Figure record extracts
┏━━
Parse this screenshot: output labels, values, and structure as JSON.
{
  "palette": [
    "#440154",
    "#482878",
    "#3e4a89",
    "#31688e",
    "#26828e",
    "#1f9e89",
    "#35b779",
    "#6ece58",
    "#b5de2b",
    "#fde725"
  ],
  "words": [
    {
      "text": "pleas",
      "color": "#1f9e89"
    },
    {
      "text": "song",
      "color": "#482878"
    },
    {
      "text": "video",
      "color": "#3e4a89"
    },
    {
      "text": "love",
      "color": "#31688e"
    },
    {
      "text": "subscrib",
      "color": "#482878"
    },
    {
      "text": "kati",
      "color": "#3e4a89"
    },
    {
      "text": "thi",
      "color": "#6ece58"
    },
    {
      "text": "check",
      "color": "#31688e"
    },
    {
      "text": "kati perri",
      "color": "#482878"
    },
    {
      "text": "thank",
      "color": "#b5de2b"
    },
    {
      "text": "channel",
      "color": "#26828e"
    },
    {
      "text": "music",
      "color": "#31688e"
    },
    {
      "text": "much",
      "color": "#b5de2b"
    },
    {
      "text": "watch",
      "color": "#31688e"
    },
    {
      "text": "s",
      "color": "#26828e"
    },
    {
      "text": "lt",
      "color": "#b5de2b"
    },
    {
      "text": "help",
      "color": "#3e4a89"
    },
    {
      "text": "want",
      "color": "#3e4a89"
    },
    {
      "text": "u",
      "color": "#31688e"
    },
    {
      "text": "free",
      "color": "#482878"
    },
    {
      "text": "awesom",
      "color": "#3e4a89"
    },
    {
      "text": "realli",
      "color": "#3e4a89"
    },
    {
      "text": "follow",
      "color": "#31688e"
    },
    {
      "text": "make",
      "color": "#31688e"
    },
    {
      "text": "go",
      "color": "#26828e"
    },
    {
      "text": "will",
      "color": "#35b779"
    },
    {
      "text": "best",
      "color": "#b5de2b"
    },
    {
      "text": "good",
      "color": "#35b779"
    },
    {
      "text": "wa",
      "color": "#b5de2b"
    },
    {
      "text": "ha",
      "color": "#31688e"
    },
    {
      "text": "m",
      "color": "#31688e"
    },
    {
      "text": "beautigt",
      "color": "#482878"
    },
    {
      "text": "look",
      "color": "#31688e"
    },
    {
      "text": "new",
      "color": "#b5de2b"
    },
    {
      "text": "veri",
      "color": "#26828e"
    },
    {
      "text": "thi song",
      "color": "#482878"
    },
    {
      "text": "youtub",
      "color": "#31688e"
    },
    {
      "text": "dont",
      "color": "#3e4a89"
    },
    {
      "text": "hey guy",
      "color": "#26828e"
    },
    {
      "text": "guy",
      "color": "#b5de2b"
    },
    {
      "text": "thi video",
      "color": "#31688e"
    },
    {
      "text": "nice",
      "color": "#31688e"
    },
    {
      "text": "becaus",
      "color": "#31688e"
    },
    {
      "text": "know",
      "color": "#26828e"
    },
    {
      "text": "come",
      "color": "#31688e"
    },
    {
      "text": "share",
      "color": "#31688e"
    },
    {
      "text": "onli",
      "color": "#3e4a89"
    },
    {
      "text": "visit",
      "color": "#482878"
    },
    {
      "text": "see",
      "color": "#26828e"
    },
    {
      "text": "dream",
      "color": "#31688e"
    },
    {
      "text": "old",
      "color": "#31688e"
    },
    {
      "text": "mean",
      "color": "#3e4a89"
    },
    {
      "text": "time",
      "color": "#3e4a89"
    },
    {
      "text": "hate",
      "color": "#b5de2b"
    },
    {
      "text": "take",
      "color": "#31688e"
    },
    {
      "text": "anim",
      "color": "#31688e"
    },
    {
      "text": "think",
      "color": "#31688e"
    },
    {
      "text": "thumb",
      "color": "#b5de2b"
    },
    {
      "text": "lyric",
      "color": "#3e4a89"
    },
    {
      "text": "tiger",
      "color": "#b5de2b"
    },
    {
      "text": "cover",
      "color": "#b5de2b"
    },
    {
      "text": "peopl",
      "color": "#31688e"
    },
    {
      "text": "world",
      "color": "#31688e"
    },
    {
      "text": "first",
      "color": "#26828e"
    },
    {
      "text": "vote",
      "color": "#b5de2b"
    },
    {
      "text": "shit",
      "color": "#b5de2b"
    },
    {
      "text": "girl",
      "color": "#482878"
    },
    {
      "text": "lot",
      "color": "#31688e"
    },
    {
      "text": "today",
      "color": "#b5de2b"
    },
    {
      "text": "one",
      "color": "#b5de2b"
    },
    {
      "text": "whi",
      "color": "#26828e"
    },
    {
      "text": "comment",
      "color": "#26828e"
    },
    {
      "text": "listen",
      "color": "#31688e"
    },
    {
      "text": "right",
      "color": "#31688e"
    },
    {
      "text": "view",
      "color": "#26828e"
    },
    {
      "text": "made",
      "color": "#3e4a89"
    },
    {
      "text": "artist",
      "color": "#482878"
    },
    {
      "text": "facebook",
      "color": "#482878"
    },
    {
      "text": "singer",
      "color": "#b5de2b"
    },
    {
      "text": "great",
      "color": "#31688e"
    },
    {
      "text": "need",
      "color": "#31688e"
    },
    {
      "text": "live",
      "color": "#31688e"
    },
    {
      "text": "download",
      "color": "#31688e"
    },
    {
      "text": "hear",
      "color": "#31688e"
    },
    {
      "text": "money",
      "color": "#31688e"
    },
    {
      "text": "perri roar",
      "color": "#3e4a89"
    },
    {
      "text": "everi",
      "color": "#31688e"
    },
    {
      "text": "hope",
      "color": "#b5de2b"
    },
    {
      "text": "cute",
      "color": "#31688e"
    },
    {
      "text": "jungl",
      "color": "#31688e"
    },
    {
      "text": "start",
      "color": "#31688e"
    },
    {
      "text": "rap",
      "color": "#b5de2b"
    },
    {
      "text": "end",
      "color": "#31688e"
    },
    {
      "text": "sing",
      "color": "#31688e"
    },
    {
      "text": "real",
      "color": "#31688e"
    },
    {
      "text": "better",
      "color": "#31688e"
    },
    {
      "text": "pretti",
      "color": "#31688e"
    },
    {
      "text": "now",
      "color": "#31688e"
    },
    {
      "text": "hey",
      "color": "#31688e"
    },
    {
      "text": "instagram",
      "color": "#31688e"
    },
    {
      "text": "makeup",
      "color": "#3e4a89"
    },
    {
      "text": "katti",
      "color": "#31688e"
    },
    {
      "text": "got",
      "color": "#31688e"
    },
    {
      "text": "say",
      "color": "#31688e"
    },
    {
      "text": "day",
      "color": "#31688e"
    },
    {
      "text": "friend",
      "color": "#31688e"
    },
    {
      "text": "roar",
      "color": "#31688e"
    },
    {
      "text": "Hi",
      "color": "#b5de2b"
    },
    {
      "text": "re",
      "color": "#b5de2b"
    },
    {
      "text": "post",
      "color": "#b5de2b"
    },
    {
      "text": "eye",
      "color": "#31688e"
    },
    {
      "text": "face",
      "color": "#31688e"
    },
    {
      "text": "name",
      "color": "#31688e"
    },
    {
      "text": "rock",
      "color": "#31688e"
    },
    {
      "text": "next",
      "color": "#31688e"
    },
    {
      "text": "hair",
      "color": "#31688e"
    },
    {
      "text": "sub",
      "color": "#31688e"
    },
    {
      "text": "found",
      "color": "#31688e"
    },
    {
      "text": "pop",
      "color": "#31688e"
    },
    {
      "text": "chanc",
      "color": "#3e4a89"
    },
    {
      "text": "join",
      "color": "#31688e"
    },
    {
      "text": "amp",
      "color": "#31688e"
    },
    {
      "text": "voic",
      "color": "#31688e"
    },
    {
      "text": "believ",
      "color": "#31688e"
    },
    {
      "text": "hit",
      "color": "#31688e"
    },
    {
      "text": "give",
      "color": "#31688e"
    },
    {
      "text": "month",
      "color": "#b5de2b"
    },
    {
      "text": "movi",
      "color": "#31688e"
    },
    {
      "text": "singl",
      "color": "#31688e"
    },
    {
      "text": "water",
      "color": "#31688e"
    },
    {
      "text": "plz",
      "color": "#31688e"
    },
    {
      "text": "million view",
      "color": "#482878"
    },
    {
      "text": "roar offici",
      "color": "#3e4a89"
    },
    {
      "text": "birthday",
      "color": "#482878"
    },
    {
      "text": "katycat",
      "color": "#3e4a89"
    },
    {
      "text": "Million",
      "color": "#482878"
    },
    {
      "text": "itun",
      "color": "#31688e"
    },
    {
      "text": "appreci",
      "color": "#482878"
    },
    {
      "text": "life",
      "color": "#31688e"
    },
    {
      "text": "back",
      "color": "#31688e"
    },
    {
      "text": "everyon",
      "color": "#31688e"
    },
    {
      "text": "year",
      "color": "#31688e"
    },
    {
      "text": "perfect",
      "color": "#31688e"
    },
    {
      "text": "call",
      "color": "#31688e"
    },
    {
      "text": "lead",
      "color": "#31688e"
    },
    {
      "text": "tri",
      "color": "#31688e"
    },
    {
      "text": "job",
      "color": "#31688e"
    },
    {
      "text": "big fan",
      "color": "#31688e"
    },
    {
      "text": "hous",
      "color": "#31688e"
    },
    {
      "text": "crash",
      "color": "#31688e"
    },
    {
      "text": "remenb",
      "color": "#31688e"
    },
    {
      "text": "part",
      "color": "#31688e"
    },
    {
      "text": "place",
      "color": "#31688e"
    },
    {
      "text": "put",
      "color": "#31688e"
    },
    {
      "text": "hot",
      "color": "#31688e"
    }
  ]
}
┗━━
┏━━
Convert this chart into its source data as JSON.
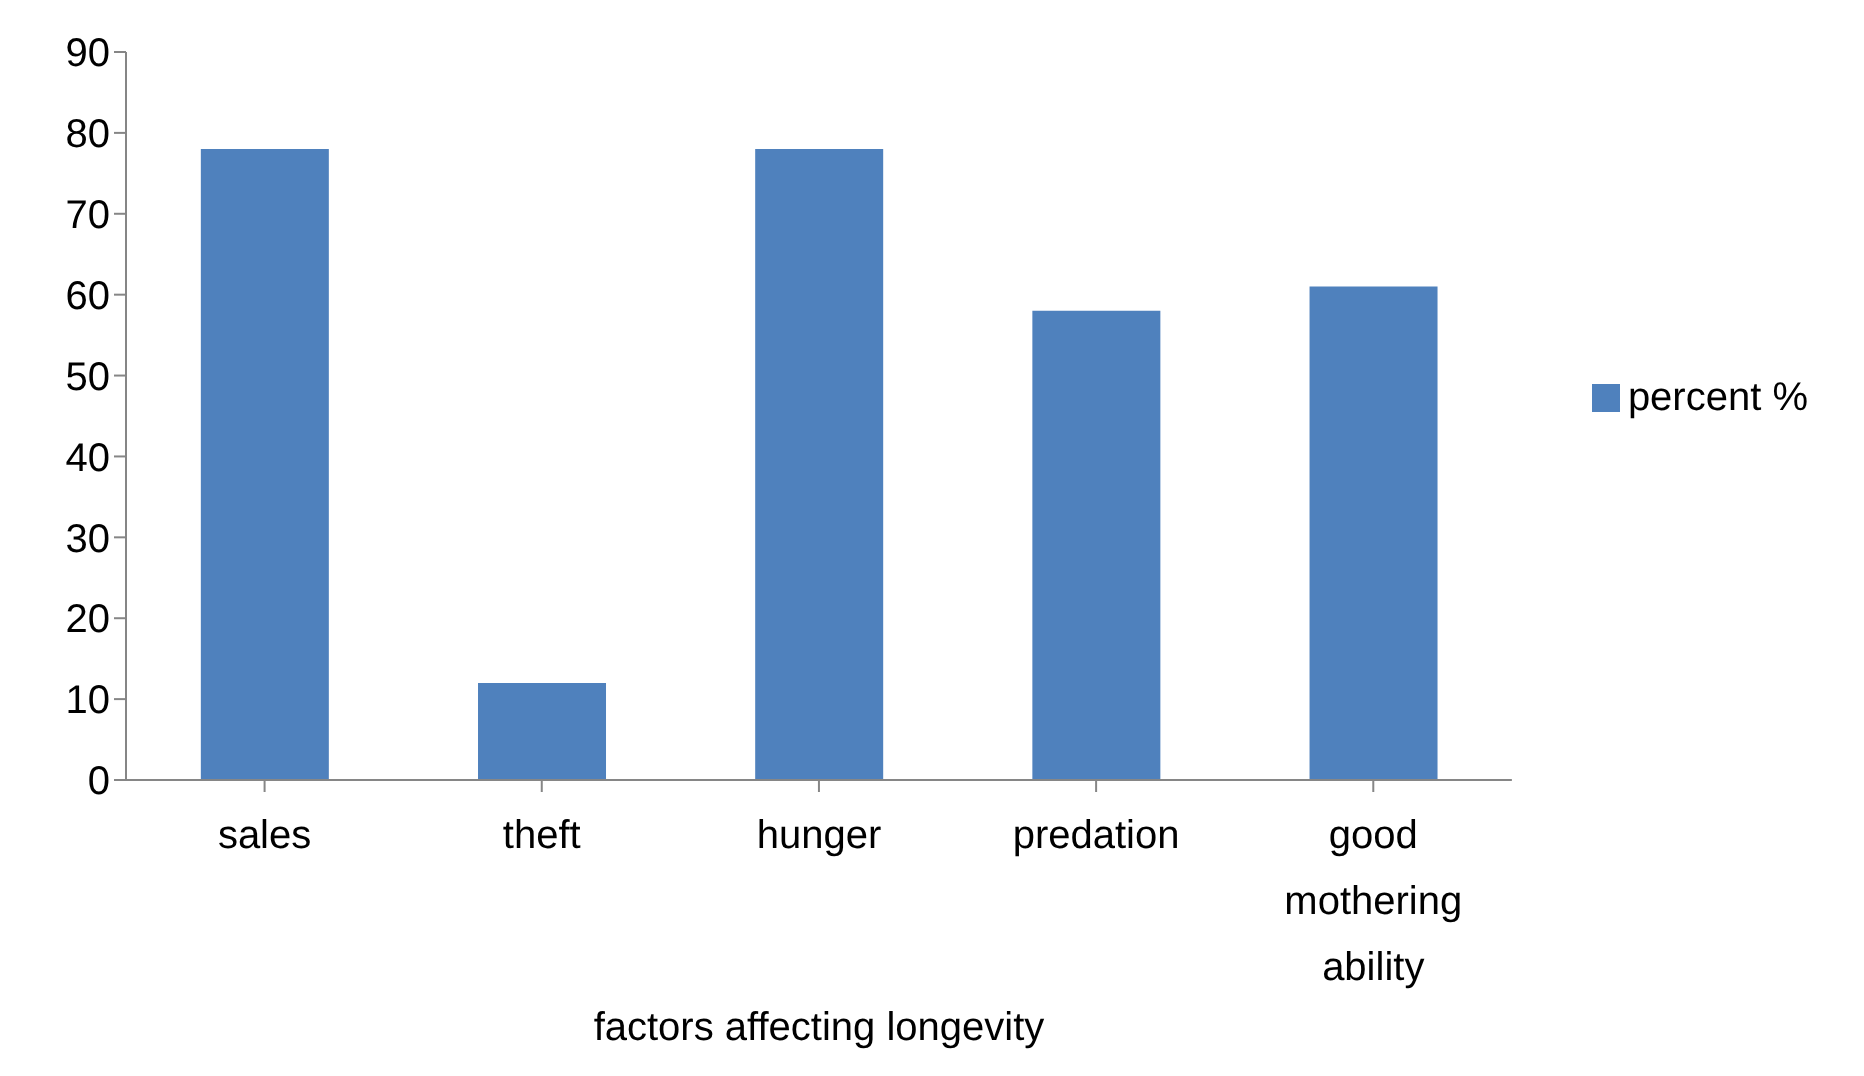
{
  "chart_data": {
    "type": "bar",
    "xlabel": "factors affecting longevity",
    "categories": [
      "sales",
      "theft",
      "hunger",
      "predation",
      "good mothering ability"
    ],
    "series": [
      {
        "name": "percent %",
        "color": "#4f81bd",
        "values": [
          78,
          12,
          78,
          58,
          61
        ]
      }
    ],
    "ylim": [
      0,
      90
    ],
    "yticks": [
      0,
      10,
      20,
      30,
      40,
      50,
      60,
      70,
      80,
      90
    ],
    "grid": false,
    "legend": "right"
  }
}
┗━━
- What the task asks -
Provide only the number of lines in the records containing the string "JSON".

- Finished task -
2